Excerpted data:
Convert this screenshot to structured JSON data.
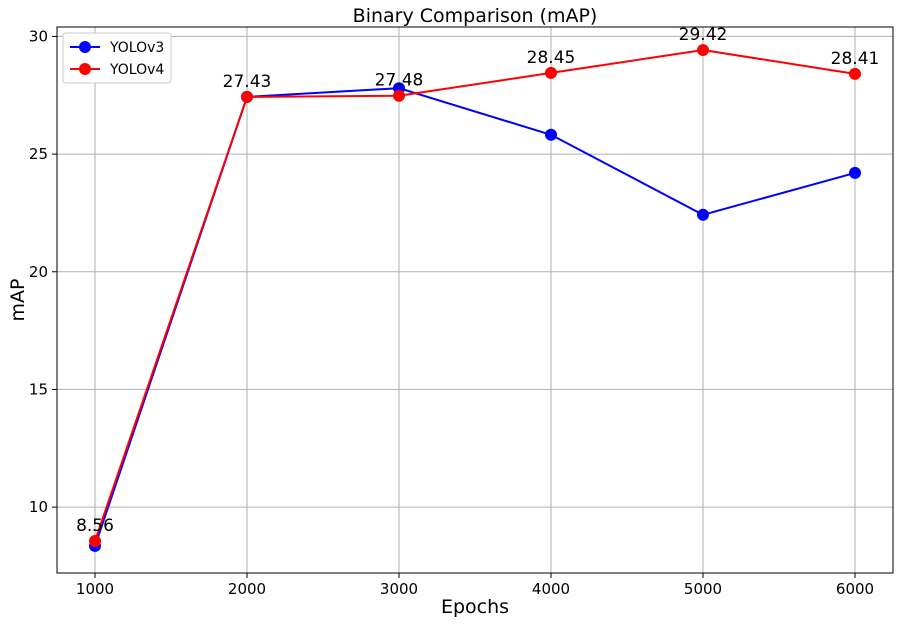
{
  "chart_data": {
    "type": "line",
    "title": "Binary Comparison (mAP)",
    "xlabel": "Epochs",
    "ylabel": "mAP",
    "x": [
      1000,
      2000,
      3000,
      4000,
      5000,
      6000
    ],
    "xticks": [
      "1000",
      "2000",
      "3000",
      "4000",
      "5000",
      "6000"
    ],
    "yticks": [
      "10",
      "15",
      "20",
      "25",
      "30"
    ],
    "xlim": [
      750,
      6250
    ],
    "ylim": [
      7.2,
      30.4
    ],
    "grid": true,
    "legend_position": "top-left",
    "series": [
      {
        "name": "YOLOv3",
        "color": "#0000ff",
        "values": [
          8.35,
          27.43,
          27.8,
          25.82,
          22.42,
          24.2
        ]
      },
      {
        "name": "YOLOv4",
        "color": "#ff0000",
        "values": [
          8.56,
          27.43,
          27.48,
          28.45,
          29.42,
          28.41
        ]
      }
    ],
    "data_labels": [
      {
        "x": 1000,
        "y": 8.56,
        "text": "8.56"
      },
      {
        "x": 2000,
        "y": 27.43,
        "text": "27.43"
      },
      {
        "x": 3000,
        "y": 27.48,
        "text": "27.48"
      },
      {
        "x": 4000,
        "y": 28.45,
        "text": "28.45"
      },
      {
        "x": 5000,
        "y": 29.42,
        "text": "29.42"
      },
      {
        "x": 6000,
        "y": 28.41,
        "text": "28.41"
      }
    ]
  }
}
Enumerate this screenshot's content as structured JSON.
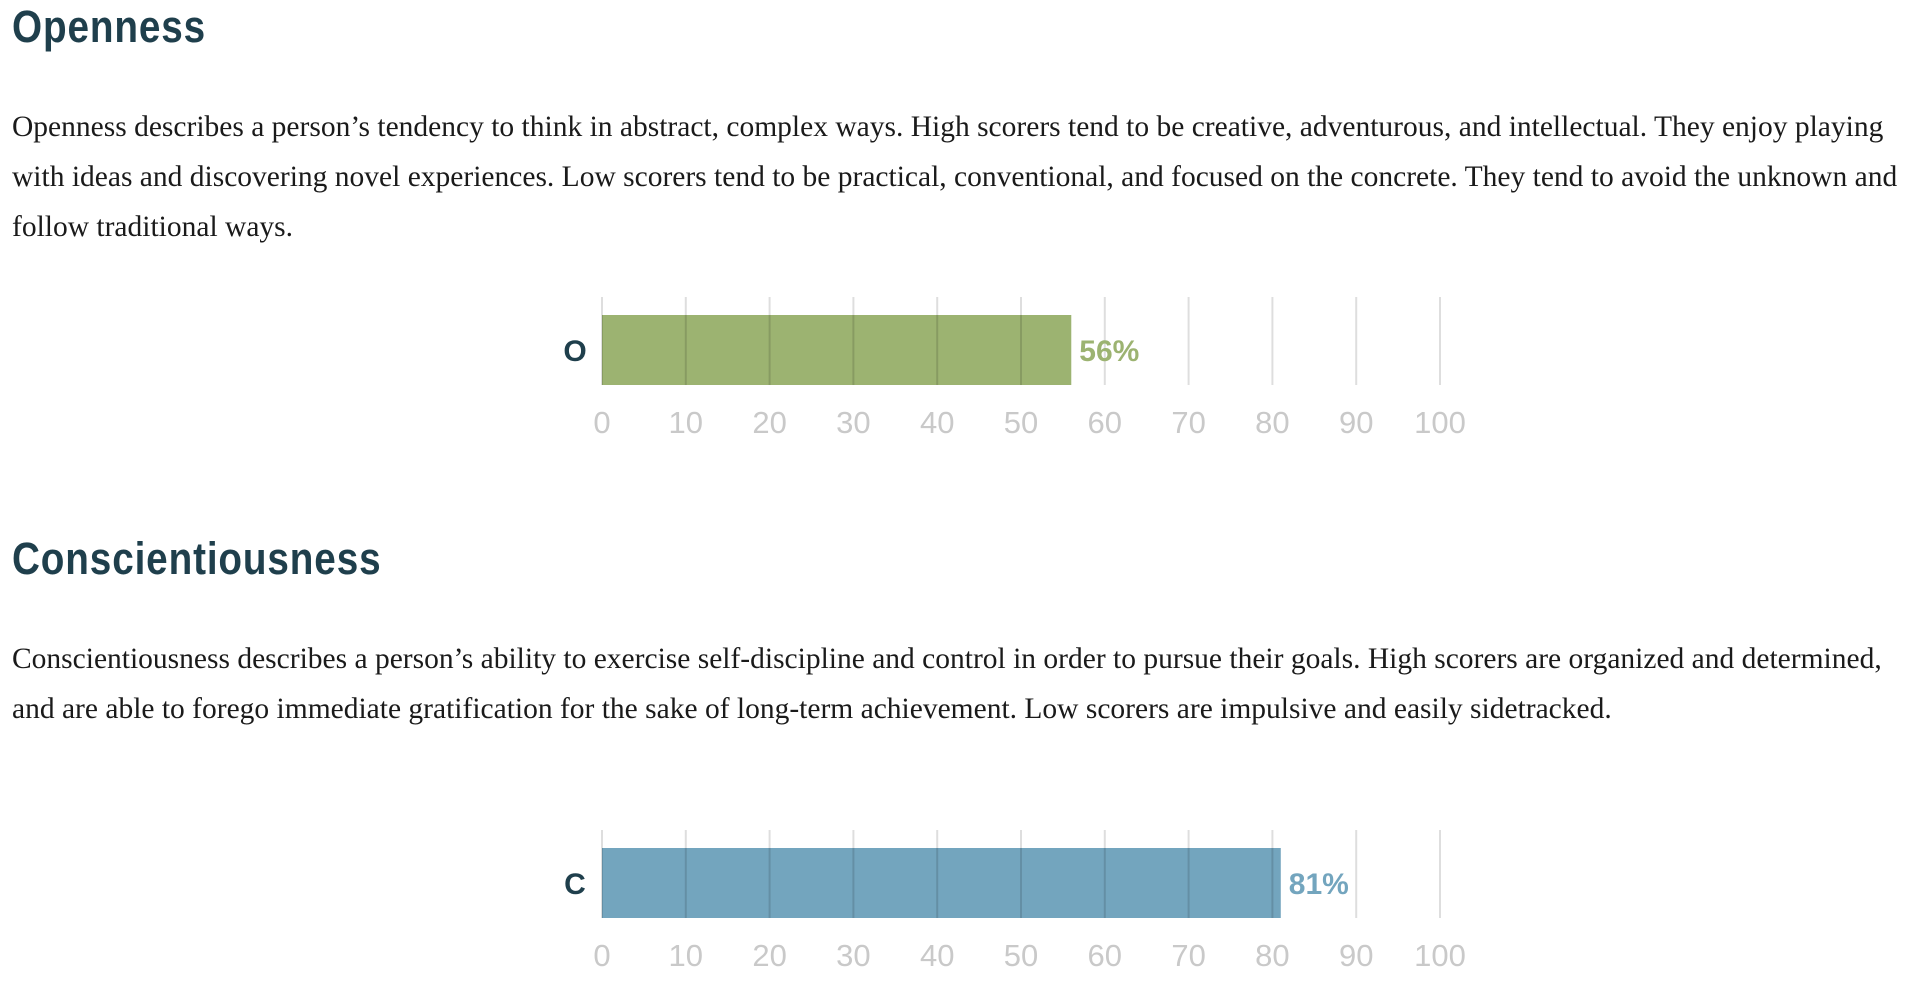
{
  "sections": [
    {
      "title": "Openness",
      "description": "Openness describes a person’s tendency to think in abstract, complex ways. High scorers tend to be creative, adventurous, and intellectual. They enjoy playing with ideas and discovering novel experiences. Low scorers tend to be practical, conventional, and focused on the concrete. They tend to avoid the unknown and follow traditional ways."
    },
    {
      "title": "Conscientiousness",
      "description": "Conscientiousness describes a person’s ability to exercise self-discipline and control in order to pursue their goals. High scorers are organized and determined, and are able to forego immediate gratification for the sake of long-term achievement. Low scorers are impulsive and easily sidetracked."
    }
  ],
  "chart_data": [
    {
      "type": "bar",
      "orientation": "horizontal",
      "categories": [
        "O"
      ],
      "values": [
        56
      ],
      "value_labels": [
        "56%"
      ],
      "color": "#9cb371",
      "xlim": [
        0,
        100
      ],
      "xticks": [
        0,
        10,
        20,
        30,
        40,
        50,
        60,
        70,
        80,
        90,
        100
      ],
      "grid": true,
      "title": "",
      "xlabel": "",
      "ylabel": ""
    },
    {
      "type": "bar",
      "orientation": "horizontal",
      "categories": [
        "C"
      ],
      "values": [
        81
      ],
      "value_labels": [
        "81%"
      ],
      "color": "#73a5be",
      "xlim": [
        0,
        100
      ],
      "xticks": [
        0,
        10,
        20,
        30,
        40,
        50,
        60,
        70,
        80,
        90,
        100
      ],
      "grid": true,
      "title": "",
      "xlabel": "",
      "ylabel": ""
    }
  ]
}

Aim:
Print out the lines exactly, skipping any picture.

Task output:
Convert this screenshot to structured JSON data.
{
  "chart_data": {
    "type": "line",
    "title": "Binary Comparison (mAP)",
    "xlabel": "Epochs",
    "ylabel": "mAP",
    "x": [
      1000,
      2000,
      3000,
      4000,
      5000,
      6000
    ],
    "xticks": [
      "1000",
      "2000",
      "3000",
      "4000",
      "5000",
      "6000"
    ],
    "yticks": [
      "10",
      "15",
      "20",
      "25",
      "30"
    ],
    "xlim": [
      750,
      6250
    ],
    "ylim": [
      7.2,
      30.4
    ],
    "grid": true,
    "legend_position": "top-left",
    "series": [
      {
        "name": "YOLOv3",
        "color": "#0000ff",
        "values": [
          8.35,
          27.43,
          27.8,
          25.82,
          22.42,
          24.2
        ]
      },
      {
        "name": "YOLOv4",
        "color": "#ff0000",
        "values": [
          8.56,
          27.43,
          27.48,
          28.45,
          29.42,
          28.41
        ]
      }
    ],
    "data_labels": [
      {
        "x": 1000,
        "y": 8.56,
        "text": "8.56"
      },
      {
        "x": 2000,
        "y": 27.43,
        "text": "27.43"
      },
      {
        "x": 3000,
        "y": 27.48,
        "text": "27.48"
      },
      {
        "x": 4000,
        "y": 28.45,
        "text": "28.45"
      },
      {
        "x": 5000,
        "y": 29.42,
        "text": "29.42"
      },
      {
        "x": 6000,
        "y": 28.41,
        "text": "28.41"
      }
    ]
  }
}
Enumerate this screenshot's content as structured JSON.
{
  "sections": [
    {
      "title": "Openness",
      "description": "Openness describes a person’s tendency to think in abstract, complex ways. High scorers tend to be creative, adventurous, and intellectual. They enjoy playing with ideas and discovering novel experiences. Low scorers tend to be practical, conventional, and focused on the concrete. They tend to avoid the unknown and follow traditional ways."
    },
    {
      "title": "Conscientiousness",
      "description": "Conscientiousness describes a person’s ability to exercise self-discipline and control in order to pursue their goals. High scorers are organized and determined, and are able to forego immediate gratification for the sake of long-term achievement. Low scorers are impulsive and easily sidetracked."
    }
  ],
  "chart_data": [
    {
      "type": "bar",
      "orientation": "horizontal",
      "categories": [
        "O"
      ],
      "values": [
        56
      ],
      "value_labels": [
        "56%"
      ],
      "color": "#9cb371",
      "xlim": [
        0,
        100
      ],
      "xticks": [
        0,
        10,
        20,
        30,
        40,
        50,
        60,
        70,
        80,
        90,
        100
      ],
      "grid": true,
      "title": "",
      "xlabel": "",
      "ylabel": ""
    },
    {
      "type": "bar",
      "orientation": "horizontal",
      "categories": [
        "C"
      ],
      "values": [
        81
      ],
      "value_labels": [
        "81%"
      ],
      "color": "#73a5be",
      "xlim": [
        0,
        100
      ],
      "xticks": [
        0,
        10,
        20,
        30,
        40,
        50,
        60,
        70,
        80,
        90,
        100
      ],
      "grid": true,
      "title": "",
      "xlabel": "",
      "ylabel": ""
    }
  ]
}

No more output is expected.